What is asked
Show each line of the data below that has the string "this" in it.

[A block of data]

BEGIN

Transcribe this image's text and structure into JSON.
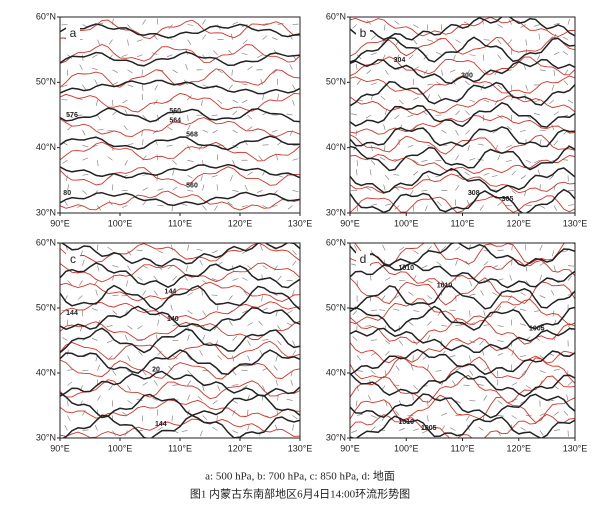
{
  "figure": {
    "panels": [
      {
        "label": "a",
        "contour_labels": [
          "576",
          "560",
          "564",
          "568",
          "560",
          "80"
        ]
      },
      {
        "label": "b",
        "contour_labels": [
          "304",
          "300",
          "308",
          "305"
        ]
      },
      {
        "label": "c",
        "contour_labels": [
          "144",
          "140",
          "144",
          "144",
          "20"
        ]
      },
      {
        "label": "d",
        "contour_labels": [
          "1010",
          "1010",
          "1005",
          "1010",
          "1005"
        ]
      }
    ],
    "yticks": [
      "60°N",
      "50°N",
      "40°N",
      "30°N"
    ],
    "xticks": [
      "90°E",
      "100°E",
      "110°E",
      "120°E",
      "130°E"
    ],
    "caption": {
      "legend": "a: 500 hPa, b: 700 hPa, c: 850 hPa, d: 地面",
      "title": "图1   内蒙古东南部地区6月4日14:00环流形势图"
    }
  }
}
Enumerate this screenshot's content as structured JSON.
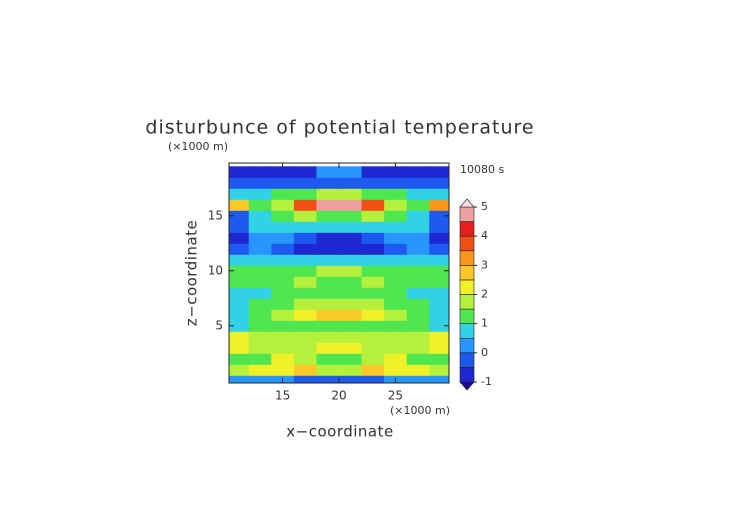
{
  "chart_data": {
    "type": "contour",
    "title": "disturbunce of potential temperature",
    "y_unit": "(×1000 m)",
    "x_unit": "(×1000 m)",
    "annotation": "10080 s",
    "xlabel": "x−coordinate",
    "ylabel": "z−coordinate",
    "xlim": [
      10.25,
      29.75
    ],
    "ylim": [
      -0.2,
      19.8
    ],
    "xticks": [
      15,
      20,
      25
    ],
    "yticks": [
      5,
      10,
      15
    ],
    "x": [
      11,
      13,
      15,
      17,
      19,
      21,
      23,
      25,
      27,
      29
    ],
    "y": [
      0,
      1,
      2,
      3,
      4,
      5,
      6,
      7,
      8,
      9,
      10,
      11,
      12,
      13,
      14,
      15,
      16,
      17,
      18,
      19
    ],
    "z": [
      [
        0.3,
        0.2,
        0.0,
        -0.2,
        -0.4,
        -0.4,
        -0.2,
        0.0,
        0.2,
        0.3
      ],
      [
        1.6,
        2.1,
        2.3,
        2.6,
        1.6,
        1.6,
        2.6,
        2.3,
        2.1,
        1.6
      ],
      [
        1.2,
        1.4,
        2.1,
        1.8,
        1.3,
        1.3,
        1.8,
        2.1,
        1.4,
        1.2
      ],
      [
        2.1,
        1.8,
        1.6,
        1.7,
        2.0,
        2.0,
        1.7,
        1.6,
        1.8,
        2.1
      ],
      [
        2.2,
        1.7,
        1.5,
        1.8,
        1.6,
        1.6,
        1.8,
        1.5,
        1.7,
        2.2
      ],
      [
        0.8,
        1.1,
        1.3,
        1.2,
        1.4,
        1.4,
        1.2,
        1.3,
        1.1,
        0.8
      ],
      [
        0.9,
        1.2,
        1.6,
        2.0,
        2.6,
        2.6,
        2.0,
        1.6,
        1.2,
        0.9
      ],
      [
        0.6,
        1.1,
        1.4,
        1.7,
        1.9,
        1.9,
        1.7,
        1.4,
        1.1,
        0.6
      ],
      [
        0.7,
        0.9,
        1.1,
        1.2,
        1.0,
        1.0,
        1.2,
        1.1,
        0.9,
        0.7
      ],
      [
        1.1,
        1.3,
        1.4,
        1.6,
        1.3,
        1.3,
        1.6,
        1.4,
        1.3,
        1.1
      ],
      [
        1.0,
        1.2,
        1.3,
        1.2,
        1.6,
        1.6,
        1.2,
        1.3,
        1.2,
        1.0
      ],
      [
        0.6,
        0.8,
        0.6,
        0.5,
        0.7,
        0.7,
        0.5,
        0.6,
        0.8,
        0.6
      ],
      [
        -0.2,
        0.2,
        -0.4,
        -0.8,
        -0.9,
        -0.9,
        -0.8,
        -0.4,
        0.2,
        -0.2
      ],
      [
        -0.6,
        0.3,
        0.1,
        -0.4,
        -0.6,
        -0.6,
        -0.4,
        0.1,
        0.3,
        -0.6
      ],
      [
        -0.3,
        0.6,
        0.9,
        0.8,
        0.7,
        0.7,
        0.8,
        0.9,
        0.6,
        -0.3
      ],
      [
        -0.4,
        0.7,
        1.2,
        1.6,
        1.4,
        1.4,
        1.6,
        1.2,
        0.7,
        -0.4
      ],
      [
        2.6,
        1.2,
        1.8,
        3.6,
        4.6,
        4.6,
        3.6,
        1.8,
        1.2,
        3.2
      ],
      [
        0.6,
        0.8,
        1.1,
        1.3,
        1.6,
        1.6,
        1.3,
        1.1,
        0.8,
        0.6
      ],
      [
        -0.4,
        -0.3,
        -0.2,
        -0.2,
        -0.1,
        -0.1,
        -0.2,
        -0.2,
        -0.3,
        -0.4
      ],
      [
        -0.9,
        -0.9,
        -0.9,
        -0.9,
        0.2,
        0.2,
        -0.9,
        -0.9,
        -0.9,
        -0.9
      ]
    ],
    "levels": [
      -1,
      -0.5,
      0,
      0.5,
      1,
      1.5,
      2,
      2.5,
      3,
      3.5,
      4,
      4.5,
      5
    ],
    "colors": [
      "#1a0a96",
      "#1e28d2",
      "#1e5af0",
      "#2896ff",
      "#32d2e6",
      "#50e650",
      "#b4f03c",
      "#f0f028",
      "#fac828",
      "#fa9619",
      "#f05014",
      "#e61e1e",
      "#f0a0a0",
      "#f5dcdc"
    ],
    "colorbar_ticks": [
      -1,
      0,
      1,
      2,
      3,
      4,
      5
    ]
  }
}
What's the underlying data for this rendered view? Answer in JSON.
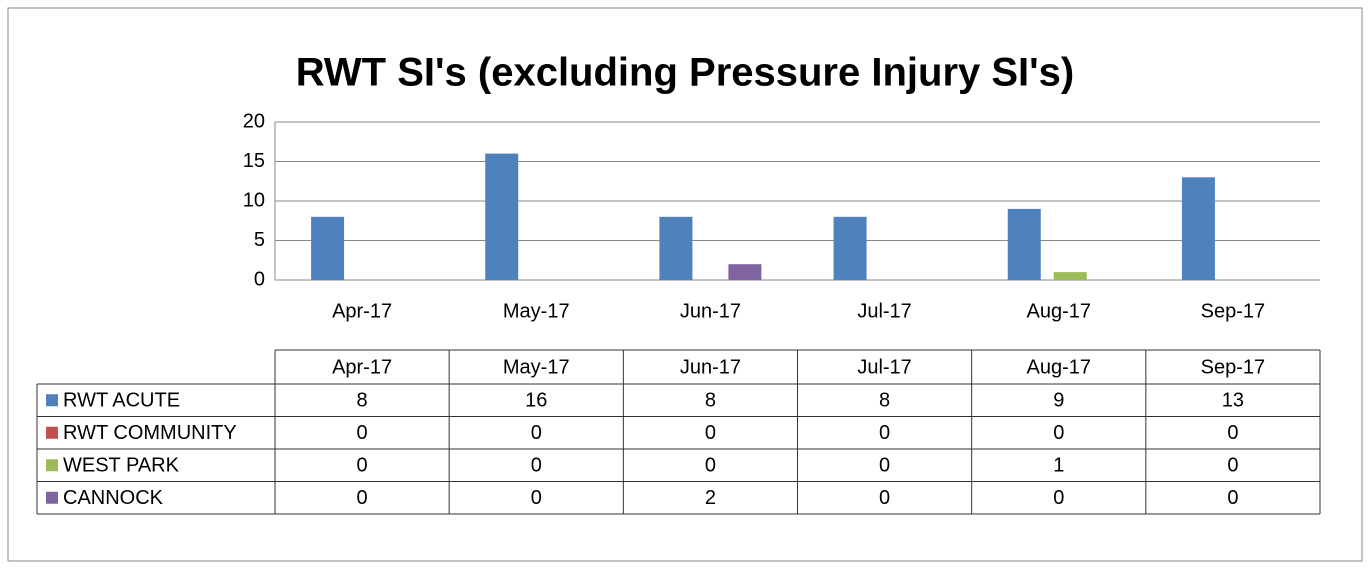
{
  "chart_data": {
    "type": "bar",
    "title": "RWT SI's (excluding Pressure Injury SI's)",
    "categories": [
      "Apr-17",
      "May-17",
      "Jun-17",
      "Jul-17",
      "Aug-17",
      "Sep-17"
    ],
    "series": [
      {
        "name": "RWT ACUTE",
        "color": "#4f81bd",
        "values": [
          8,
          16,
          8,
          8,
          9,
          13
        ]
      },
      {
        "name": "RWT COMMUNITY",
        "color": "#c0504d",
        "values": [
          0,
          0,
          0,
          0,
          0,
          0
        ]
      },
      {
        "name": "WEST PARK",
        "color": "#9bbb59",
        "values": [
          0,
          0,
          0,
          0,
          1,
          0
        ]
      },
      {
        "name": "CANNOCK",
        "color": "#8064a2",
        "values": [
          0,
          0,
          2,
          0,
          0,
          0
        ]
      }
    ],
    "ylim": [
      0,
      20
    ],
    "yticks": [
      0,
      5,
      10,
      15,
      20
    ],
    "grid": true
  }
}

END
BEGIN

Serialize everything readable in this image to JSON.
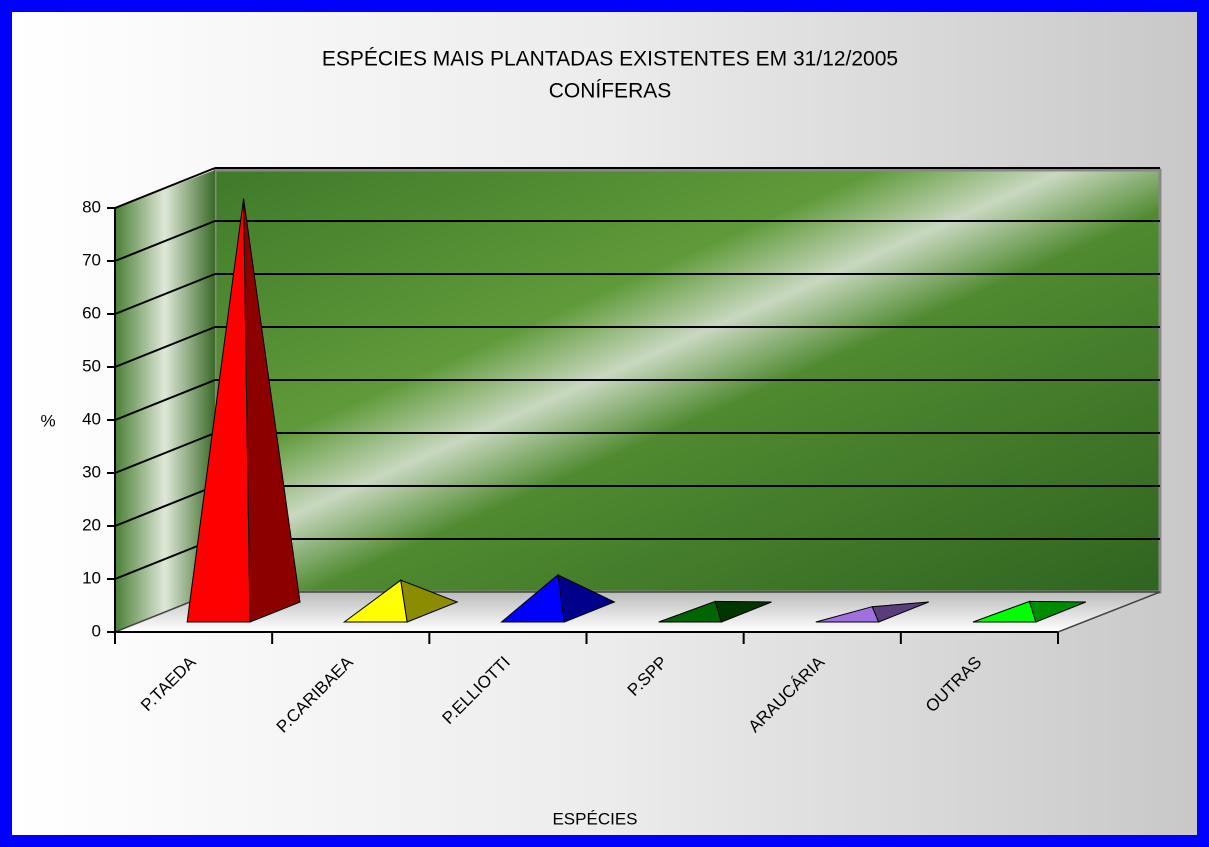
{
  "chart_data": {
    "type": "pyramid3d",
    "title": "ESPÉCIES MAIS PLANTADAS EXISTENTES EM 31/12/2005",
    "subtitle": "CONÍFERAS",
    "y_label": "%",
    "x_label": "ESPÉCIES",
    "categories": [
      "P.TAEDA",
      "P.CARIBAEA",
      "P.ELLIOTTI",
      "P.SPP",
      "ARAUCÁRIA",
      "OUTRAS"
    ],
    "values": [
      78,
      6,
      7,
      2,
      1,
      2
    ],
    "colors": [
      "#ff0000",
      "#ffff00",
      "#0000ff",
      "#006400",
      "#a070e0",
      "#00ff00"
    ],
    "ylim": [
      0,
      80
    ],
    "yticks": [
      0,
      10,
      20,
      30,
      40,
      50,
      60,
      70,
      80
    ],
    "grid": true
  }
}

END
BEGIN

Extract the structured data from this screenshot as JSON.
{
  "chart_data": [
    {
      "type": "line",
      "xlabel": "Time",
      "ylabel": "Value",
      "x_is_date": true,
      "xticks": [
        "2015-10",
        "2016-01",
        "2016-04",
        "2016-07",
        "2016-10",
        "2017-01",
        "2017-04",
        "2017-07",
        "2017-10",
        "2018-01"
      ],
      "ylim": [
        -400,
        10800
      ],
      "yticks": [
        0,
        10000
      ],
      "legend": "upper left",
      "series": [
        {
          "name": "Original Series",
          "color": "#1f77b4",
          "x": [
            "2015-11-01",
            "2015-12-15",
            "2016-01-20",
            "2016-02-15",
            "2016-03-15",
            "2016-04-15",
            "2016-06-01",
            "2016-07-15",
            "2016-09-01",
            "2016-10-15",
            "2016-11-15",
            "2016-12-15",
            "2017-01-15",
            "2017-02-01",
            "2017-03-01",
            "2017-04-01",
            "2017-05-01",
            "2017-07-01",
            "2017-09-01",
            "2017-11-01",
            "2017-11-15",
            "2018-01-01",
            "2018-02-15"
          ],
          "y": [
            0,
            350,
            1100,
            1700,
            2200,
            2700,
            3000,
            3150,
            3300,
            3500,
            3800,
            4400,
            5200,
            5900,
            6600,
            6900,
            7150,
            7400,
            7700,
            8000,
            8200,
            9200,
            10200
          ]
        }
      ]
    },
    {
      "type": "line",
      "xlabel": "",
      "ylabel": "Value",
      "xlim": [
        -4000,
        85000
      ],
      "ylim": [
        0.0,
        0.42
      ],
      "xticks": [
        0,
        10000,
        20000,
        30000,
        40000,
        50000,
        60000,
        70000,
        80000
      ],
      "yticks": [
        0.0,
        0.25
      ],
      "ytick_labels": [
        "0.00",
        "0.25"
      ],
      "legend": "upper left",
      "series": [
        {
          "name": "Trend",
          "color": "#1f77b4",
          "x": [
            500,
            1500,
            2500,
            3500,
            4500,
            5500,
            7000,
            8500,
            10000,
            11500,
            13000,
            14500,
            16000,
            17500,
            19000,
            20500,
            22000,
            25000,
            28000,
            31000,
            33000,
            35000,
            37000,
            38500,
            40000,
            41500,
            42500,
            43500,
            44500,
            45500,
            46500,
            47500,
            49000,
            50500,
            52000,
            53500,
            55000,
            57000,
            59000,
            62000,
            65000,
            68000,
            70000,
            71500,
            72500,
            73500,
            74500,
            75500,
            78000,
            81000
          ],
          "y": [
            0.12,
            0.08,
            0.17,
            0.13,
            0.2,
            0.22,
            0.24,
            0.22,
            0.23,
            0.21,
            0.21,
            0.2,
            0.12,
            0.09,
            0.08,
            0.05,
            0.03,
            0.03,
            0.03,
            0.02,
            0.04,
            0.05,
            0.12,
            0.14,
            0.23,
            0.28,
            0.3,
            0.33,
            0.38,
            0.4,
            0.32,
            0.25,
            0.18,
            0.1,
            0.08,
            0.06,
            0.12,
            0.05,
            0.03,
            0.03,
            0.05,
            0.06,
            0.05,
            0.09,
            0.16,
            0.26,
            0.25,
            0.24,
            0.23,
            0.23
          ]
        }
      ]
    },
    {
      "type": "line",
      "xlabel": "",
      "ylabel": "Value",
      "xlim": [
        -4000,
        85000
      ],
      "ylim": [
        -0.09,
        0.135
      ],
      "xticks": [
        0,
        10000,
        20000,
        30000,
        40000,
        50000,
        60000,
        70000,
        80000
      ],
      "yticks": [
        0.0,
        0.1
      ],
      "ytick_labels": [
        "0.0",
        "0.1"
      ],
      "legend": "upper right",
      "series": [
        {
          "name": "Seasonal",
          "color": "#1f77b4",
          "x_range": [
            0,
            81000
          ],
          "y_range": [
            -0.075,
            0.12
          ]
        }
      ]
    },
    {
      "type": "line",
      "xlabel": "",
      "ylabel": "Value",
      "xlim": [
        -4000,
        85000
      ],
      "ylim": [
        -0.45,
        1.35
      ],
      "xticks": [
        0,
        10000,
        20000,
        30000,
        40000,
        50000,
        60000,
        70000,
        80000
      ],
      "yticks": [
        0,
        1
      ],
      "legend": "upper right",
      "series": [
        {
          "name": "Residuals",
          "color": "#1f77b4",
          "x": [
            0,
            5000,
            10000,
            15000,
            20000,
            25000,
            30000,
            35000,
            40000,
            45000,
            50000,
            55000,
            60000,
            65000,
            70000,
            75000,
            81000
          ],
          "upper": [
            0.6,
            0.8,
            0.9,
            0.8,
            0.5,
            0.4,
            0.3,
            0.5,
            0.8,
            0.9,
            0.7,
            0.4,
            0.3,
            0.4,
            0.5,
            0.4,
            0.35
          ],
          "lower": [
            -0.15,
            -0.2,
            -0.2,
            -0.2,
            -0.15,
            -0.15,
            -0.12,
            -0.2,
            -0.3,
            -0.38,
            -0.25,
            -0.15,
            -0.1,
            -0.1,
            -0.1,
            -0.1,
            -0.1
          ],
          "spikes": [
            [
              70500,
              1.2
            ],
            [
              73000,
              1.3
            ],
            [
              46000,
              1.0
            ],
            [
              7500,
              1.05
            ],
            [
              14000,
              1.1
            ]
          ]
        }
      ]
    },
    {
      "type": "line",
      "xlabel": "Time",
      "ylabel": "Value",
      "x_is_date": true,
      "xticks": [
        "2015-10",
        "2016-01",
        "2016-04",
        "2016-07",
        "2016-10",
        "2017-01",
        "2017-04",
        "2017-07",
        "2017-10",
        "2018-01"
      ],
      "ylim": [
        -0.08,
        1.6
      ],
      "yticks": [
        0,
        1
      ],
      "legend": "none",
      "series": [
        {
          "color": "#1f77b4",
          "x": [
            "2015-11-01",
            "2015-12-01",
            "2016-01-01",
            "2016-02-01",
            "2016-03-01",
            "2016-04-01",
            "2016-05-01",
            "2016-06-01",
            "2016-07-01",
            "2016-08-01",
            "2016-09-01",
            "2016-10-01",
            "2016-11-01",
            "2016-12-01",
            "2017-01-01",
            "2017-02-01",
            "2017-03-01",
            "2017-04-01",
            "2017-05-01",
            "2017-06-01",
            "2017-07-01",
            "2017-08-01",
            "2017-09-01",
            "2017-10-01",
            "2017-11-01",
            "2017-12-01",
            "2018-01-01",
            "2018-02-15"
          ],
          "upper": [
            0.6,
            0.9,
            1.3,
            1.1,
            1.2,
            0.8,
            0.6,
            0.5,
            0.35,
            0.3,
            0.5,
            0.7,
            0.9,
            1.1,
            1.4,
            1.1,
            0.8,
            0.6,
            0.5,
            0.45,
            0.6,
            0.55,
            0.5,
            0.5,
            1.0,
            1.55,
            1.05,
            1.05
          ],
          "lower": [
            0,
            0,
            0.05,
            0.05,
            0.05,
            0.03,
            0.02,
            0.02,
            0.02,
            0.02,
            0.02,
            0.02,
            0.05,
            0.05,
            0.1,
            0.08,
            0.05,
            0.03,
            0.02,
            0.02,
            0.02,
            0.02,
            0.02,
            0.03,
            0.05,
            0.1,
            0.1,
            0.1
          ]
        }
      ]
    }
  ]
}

END

Output below
Transcribe this image's text and structure into JSON.
Enumerate this screenshot's content as structured JSON.
What's the underlying data for this rendered view? Answer in JSON.
Serialize everything readable in this image to JSON.
Extract the structured data from this screenshot as JSON.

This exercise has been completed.